Dataset excerpt:
────
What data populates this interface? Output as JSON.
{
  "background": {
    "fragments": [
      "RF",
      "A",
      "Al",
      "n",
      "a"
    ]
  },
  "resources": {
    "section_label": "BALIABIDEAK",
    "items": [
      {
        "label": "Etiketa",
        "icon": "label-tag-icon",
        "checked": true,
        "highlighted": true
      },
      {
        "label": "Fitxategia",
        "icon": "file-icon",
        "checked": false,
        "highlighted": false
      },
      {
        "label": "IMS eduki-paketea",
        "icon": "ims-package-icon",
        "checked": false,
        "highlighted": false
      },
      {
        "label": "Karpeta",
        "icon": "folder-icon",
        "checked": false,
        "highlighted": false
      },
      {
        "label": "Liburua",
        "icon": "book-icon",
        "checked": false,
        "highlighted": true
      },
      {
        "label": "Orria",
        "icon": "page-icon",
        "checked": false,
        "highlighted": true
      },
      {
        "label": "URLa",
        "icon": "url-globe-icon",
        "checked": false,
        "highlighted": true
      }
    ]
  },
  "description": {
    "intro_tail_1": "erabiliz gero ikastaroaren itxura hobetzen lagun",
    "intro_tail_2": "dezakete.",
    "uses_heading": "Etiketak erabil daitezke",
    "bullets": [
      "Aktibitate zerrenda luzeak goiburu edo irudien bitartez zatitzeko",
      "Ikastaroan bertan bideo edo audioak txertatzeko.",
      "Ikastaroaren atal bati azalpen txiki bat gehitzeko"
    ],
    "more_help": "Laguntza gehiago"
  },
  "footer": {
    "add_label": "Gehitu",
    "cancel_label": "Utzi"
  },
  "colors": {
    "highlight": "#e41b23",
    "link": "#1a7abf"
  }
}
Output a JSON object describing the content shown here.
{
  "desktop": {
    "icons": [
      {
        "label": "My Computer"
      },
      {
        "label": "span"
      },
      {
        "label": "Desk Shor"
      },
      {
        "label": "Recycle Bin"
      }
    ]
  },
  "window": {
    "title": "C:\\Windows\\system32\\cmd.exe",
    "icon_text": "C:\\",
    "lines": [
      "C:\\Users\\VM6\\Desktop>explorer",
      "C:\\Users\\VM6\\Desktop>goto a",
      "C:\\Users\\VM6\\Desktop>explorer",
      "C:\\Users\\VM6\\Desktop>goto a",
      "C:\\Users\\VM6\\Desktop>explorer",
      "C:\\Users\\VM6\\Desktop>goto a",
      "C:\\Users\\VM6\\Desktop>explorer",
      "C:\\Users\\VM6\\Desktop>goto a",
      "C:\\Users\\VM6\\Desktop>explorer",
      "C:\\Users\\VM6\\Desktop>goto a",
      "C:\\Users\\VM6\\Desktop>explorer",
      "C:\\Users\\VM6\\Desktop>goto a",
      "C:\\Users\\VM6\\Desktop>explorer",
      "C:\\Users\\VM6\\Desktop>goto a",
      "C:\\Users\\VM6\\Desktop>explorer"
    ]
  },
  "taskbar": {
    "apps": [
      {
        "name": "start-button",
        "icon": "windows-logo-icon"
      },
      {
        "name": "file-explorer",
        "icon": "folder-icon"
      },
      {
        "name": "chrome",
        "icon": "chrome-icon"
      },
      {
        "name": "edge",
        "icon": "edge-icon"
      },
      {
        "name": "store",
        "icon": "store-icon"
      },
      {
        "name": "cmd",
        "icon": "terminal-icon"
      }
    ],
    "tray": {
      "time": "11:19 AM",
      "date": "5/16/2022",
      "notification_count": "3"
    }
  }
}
────
EXERCISE TASK >>
Restate every record exactly, leaving nothing out.

EXERCISE RESPONSE >>
What data populates this interface? Output as JSON.
{
  "background": {
    "fragments": [
      "RF",
      "A",
      "Al",
      "n",
      "a"
    ]
  },
  "resources": {
    "section_label": "BALIABIDEAK",
    "items": [
      {
        "label": "Etiketa",
        "icon": "label-tag-icon",
        "checked": true,
        "highlighted": true
      },
      {
        "label": "Fitxategia",
        "icon": "file-icon",
        "checked": false,
        "highlighted": false
      },
      {
        "label": "IMS eduki-paketea",
        "icon": "ims-package-icon",
        "checked": false,
        "highlighted": false
      },
      {
        "label": "Karpeta",
        "icon": "folder-icon",
        "checked": false,
        "highlighted": false
      },
      {
        "label": "Liburua",
        "icon": "book-icon",
        "checked": false,
        "highlighted": true
      },
      {
        "label": "Orria",
        "icon": "page-icon",
        "checked": false,
        "highlighted": true
      },
      {
        "label": "URLa",
        "icon": "url-globe-icon",
        "checked": false,
        "highlighted": true
      }
    ]
  },
  "description": {
    "intro_tail_1": "erabiliz gero ikastaroaren itxura hobetzen lagun",
    "intro_tail_2": "dezakete.",
    "uses_heading": "Etiketak erabil daitezke",
    "bullets": [
      "Aktibitate zerrenda luzeak goiburu edo irudien bitartez zatitzeko",
      "Ikastaroan bertan bideo edo audioak txertatzeko.",
      "Ikastaroaren atal bati azalpen txiki bat gehitzeko"
    ],
    "more_help": "Laguntza gehiago"
  },
  "footer": {
    "add_label": "Gehitu",
    "cancel_label": "Utzi"
  },
  "colors": {
    "highlight": "#e41b23",
    "link": "#1a7abf"
  }
}
Output a JSON object describing the content shown here.
{
  "desktop": {
    "icons": [
      {
        "label": "My Computer"
      },
      {
        "label": "span"
      },
      {
        "label": "Desk Shor"
      },
      {
        "label": "Recycle Bin"
      }
    ]
  },
  "window": {
    "title": "C:\\Windows\\system32\\cmd.exe",
    "icon_text": "C:\\",
    "lines": [
      "C:\\Users\\VM6\\Desktop>explorer",
      "C:\\Users\\VM6\\Desktop>goto a",
      "C:\\Users\\VM6\\Desktop>explorer",
      "C:\\Users\\VM6\\Desktop>goto a",
      "C:\\Users\\VM6\\Desktop>explorer",
      "C:\\Users\\VM6\\Desktop>goto a",
      "C:\\Users\\VM6\\Desktop>explorer",
      "C:\\Users\\VM6\\Desktop>goto a",
      "C:\\Users\\VM6\\Desktop>explorer",
      "C:\\Users\\VM6\\Desktop>goto a",
      "C:\\Users\\VM6\\Desktop>explorer",
      "C:\\Users\\VM6\\Desktop>goto a",
      "C:\\Users\\VM6\\Desktop>explorer",
      "C:\\Users\\VM6\\Desktop>goto a",
      "C:\\Users\\VM6\\Desktop>explorer"
    ]
  },
  "taskbar": {
    "apps": [
      {
        "name": "start-button",
        "icon": "windows-logo-icon"
      },
      {
        "name": "file-explorer",
        "icon": "folder-icon"
      },
      {
        "name": "chrome",
        "icon": "chrome-icon"
      },
      {
        "name": "edge",
        "icon": "edge-icon"
      },
      {
        "name": "store",
        "icon": "store-icon"
      },
      {
        "name": "cmd",
        "icon": "terminal-icon"
      }
    ],
    "tray": {
      "time": "11:19 AM",
      "date": "5/16/2022",
      "notification_count": "3"
    }
  }
}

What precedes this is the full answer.